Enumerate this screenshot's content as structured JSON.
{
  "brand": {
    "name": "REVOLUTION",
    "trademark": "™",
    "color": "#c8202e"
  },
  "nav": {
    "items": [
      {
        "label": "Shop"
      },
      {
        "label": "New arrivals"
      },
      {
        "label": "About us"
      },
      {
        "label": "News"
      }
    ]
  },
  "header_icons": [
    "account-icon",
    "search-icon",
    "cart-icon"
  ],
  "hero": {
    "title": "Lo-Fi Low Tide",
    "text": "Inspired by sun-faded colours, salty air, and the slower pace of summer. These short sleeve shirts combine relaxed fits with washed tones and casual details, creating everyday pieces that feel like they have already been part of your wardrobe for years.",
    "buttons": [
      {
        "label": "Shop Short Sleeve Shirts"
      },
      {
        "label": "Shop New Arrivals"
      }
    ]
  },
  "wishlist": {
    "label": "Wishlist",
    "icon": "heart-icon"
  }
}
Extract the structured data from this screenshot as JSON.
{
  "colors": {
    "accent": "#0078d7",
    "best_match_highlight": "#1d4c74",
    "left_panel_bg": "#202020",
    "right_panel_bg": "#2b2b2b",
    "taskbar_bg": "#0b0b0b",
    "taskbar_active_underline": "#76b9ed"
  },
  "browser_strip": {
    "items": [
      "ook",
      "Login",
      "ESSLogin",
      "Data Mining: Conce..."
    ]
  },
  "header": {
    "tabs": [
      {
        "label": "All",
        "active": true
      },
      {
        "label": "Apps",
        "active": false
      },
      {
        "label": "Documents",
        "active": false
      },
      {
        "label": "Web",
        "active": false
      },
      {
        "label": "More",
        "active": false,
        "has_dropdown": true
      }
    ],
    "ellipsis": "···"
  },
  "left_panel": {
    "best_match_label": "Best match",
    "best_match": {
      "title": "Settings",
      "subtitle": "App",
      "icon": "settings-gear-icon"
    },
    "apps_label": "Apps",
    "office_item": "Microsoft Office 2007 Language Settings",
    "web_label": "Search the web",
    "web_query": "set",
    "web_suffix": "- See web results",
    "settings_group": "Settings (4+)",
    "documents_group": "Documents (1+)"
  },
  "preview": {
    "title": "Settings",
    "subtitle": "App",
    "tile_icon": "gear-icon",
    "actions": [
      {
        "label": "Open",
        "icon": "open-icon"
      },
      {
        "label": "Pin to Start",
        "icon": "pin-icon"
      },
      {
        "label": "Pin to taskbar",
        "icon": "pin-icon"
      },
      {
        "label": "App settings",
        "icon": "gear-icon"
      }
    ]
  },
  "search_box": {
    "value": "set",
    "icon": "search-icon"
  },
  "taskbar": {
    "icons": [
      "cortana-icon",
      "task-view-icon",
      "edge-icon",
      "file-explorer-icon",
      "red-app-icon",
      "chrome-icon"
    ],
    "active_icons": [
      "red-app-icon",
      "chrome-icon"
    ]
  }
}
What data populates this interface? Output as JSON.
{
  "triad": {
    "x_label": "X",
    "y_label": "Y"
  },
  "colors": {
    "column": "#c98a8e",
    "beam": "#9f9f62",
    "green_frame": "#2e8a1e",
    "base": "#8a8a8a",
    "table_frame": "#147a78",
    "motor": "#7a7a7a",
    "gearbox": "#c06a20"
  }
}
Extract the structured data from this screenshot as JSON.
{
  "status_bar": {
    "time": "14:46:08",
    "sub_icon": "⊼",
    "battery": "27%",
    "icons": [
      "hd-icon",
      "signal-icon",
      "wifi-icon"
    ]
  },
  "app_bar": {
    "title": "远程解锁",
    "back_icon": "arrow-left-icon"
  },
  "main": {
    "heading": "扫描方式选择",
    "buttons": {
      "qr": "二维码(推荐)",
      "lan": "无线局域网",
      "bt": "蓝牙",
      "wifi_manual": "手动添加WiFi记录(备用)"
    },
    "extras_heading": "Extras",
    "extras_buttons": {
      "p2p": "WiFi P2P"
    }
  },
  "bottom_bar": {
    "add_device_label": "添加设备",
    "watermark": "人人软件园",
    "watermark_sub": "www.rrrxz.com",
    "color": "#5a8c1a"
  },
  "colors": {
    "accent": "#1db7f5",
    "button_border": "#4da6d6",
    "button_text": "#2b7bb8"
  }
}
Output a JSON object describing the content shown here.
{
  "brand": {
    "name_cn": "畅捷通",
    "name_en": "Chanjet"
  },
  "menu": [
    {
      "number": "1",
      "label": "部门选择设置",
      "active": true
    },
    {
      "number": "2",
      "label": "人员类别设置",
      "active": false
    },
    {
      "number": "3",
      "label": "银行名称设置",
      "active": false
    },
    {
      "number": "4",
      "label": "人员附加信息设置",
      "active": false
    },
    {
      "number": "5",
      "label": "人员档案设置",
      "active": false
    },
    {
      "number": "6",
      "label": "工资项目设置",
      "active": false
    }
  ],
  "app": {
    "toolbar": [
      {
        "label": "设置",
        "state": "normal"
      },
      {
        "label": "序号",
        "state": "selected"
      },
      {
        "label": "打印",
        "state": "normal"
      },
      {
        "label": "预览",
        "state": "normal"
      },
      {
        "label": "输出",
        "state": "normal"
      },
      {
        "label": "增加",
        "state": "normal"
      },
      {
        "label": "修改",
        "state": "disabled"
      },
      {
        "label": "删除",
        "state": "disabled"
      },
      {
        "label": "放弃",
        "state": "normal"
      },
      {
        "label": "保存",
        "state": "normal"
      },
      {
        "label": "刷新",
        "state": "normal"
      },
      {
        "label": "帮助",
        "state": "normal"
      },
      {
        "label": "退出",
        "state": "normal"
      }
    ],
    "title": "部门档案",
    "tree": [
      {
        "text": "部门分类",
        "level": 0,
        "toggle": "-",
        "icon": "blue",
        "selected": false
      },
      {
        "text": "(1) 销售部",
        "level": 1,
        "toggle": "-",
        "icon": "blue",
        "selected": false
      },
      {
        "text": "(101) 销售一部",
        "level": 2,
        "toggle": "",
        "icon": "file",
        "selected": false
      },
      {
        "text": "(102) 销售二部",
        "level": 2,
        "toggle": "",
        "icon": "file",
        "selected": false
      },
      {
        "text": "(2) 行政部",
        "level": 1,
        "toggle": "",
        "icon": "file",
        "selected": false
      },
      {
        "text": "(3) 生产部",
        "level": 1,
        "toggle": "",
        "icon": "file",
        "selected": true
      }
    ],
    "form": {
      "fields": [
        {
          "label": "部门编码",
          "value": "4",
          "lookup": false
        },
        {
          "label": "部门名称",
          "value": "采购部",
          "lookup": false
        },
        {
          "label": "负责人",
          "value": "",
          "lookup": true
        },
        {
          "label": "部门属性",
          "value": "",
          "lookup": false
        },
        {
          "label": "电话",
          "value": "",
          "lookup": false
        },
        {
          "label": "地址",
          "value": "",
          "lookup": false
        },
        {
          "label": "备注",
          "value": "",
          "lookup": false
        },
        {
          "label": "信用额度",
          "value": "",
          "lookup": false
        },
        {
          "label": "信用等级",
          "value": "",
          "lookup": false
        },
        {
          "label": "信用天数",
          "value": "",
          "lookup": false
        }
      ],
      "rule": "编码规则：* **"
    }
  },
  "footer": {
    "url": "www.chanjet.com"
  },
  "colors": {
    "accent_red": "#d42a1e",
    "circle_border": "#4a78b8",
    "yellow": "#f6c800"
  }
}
===
REQUIRED TASK -
Show every line from the listing above in which the string "content" appears.

SOLUTION FOR THIS PROBLEM -
Enumerate this screenshot's content as structured JSON.
Output a JSON object describing the content shown here.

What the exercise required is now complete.